* **Provided entries**

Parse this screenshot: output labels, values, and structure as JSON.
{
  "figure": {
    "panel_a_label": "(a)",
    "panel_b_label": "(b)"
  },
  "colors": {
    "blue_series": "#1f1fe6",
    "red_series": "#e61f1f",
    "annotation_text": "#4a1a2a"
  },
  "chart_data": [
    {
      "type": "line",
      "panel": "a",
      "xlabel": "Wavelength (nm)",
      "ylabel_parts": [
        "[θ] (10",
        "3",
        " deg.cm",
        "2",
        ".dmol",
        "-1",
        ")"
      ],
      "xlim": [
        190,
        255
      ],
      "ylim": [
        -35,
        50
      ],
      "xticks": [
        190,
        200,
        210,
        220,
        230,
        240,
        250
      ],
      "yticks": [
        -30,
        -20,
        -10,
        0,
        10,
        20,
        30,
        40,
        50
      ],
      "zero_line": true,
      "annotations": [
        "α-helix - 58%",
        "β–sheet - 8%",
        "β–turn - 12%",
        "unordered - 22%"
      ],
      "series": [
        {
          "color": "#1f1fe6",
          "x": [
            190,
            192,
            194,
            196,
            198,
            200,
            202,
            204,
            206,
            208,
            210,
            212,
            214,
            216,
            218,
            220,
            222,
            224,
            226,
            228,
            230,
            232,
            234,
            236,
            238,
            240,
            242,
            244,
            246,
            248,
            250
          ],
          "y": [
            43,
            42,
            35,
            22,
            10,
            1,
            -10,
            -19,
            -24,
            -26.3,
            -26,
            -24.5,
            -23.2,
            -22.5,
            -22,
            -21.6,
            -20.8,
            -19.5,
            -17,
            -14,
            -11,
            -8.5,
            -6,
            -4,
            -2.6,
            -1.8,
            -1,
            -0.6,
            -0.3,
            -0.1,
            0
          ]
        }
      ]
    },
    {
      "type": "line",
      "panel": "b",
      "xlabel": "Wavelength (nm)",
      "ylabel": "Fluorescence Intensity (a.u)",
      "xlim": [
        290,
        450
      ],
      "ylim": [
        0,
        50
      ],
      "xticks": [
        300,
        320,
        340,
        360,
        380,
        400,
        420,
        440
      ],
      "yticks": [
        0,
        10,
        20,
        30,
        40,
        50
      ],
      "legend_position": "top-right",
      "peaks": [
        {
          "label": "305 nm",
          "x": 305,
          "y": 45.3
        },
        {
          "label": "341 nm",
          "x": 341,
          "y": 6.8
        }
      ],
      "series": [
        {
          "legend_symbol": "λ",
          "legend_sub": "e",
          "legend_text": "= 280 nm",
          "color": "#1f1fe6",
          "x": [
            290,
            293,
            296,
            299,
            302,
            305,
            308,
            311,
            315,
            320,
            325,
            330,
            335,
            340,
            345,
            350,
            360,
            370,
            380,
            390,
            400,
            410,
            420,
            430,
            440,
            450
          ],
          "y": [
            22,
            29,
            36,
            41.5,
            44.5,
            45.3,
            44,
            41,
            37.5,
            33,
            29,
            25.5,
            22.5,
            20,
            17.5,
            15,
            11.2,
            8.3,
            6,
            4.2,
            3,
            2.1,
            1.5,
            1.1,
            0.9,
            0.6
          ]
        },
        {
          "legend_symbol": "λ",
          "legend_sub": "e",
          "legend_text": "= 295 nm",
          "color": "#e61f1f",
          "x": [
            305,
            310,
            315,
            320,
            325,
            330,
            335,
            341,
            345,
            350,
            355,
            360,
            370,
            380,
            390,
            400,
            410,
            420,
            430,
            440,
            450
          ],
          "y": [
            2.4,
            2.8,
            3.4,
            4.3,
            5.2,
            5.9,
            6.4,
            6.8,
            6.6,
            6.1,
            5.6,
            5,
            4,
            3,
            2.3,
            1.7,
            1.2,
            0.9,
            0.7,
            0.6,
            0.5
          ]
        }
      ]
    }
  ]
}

* **What is needed**
Could you quote the material above in full, exactly as it stands?

* **Solution to this exercise**
Parse this screenshot: output labels, values, and structure as JSON.
{
  "figure": {
    "panel_a_label": "(a)",
    "panel_b_label": "(b)"
  },
  "colors": {
    "blue_series": "#1f1fe6",
    "red_series": "#e61f1f",
    "annotation_text": "#4a1a2a"
  },
  "chart_data": [
    {
      "type": "line",
      "panel": "a",
      "xlabel": "Wavelength (nm)",
      "ylabel_parts": [
        "[θ] (10",
        "3",
        " deg.cm",
        "2",
        ".dmol",
        "-1",
        ")"
      ],
      "xlim": [
        190,
        255
      ],
      "ylim": [
        -35,
        50
      ],
      "xticks": [
        190,
        200,
        210,
        220,
        230,
        240,
        250
      ],
      "yticks": [
        -30,
        -20,
        -10,
        0,
        10,
        20,
        30,
        40,
        50
      ],
      "zero_line": true,
      "annotations": [
        "α-helix - 58%",
        "β–sheet - 8%",
        "β–turn - 12%",
        "unordered - 22%"
      ],
      "series": [
        {
          "color": "#1f1fe6",
          "x": [
            190,
            192,
            194,
            196,
            198,
            200,
            202,
            204,
            206,
            208,
            210,
            212,
            214,
            216,
            218,
            220,
            222,
            224,
            226,
            228,
            230,
            232,
            234,
            236,
            238,
            240,
            242,
            244,
            246,
            248,
            250
          ],
          "y": [
            43,
            42,
            35,
            22,
            10,
            1,
            -10,
            -19,
            -24,
            -26.3,
            -26,
            -24.5,
            -23.2,
            -22.5,
            -22,
            -21.6,
            -20.8,
            -19.5,
            -17,
            -14,
            -11,
            -8.5,
            -6,
            -4,
            -2.6,
            -1.8,
            -1,
            -0.6,
            -0.3,
            -0.1,
            0
          ]
        }
      ]
    },
    {
      "type": "line",
      "panel": "b",
      "xlabel": "Wavelength (nm)",
      "ylabel": "Fluorescence Intensity (a.u)",
      "xlim": [
        290,
        450
      ],
      "ylim": [
        0,
        50
      ],
      "xticks": [
        300,
        320,
        340,
        360,
        380,
        400,
        420,
        440
      ],
      "yticks": [
        0,
        10,
        20,
        30,
        40,
        50
      ],
      "legend_position": "top-right",
      "peaks": [
        {
          "label": "305 nm",
          "x": 305,
          "y": 45.3
        },
        {
          "label": "341 nm",
          "x": 341,
          "y": 6.8
        }
      ],
      "series": [
        {
          "legend_symbol": "λ",
          "legend_sub": "e",
          "legend_text": "= 280 nm",
          "color": "#1f1fe6",
          "x": [
            290,
            293,
            296,
            299,
            302,
            305,
            308,
            311,
            315,
            320,
            325,
            330,
            335,
            340,
            345,
            350,
            360,
            370,
            380,
            390,
            400,
            410,
            420,
            430,
            440,
            450
          ],
          "y": [
            22,
            29,
            36,
            41.5,
            44.5,
            45.3,
            44,
            41,
            37.5,
            33,
            29,
            25.5,
            22.5,
            20,
            17.5,
            15,
            11.2,
            8.3,
            6,
            4.2,
            3,
            2.1,
            1.5,
            1.1,
            0.9,
            0.6
          ]
        },
        {
          "legend_symbol": "λ",
          "legend_sub": "e",
          "legend_text": "= 295 nm",
          "color": "#e61f1f",
          "x": [
            305,
            310,
            315,
            320,
            325,
            330,
            335,
            341,
            345,
            350,
            355,
            360,
            370,
            380,
            390,
            400,
            410,
            420,
            430,
            440,
            450
          ],
          "y": [
            2.4,
            2.8,
            3.4,
            4.3,
            5.2,
            5.9,
            6.4,
            6.8,
            6.6,
            6.1,
            5.6,
            5,
            4,
            3,
            2.3,
            1.7,
            1.2,
            0.9,
            0.7,
            0.6,
            0.5
          ]
        }
      ]
    }
  ]
}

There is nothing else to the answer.